Saved data entries:

┄┄┄┄┄┄

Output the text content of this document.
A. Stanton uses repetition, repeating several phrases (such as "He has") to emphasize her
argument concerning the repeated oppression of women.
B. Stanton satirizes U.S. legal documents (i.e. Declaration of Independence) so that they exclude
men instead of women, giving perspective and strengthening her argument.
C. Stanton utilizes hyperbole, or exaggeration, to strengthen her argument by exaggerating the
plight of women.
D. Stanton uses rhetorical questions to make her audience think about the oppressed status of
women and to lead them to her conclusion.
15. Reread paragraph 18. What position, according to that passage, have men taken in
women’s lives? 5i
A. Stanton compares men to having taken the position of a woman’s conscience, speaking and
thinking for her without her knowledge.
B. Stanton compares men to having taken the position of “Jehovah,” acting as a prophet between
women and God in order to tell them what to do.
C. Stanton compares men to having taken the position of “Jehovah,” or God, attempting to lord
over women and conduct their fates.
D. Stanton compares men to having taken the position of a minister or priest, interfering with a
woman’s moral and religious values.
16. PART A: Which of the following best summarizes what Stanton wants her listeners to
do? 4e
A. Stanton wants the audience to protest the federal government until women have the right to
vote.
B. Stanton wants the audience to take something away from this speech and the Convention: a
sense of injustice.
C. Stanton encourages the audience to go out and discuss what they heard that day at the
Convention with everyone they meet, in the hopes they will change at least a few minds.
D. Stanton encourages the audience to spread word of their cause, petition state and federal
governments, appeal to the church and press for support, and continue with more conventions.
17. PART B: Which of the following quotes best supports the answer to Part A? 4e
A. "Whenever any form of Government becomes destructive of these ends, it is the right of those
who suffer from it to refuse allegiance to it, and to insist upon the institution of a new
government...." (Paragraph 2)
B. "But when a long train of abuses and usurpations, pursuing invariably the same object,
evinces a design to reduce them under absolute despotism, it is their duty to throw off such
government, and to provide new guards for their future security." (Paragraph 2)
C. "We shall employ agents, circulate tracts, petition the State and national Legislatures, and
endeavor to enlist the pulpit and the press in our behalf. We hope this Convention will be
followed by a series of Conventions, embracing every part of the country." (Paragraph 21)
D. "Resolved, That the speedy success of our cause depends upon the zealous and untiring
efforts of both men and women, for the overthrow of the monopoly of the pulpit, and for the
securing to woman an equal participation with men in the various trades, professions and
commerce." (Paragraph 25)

┄┄┄┄┄┄

● What to do
Each line that holds the word "they" is to be copied.

● Answer to this problem
B. Stanton satirizes U.S. legal documents (i.e. Declaration of Independence) so that they exclude
C. Stanton encourages the audience to go out and discuss what they heard that day at the
Convention with everyone they meet, in the hopes they will change at least a few minds.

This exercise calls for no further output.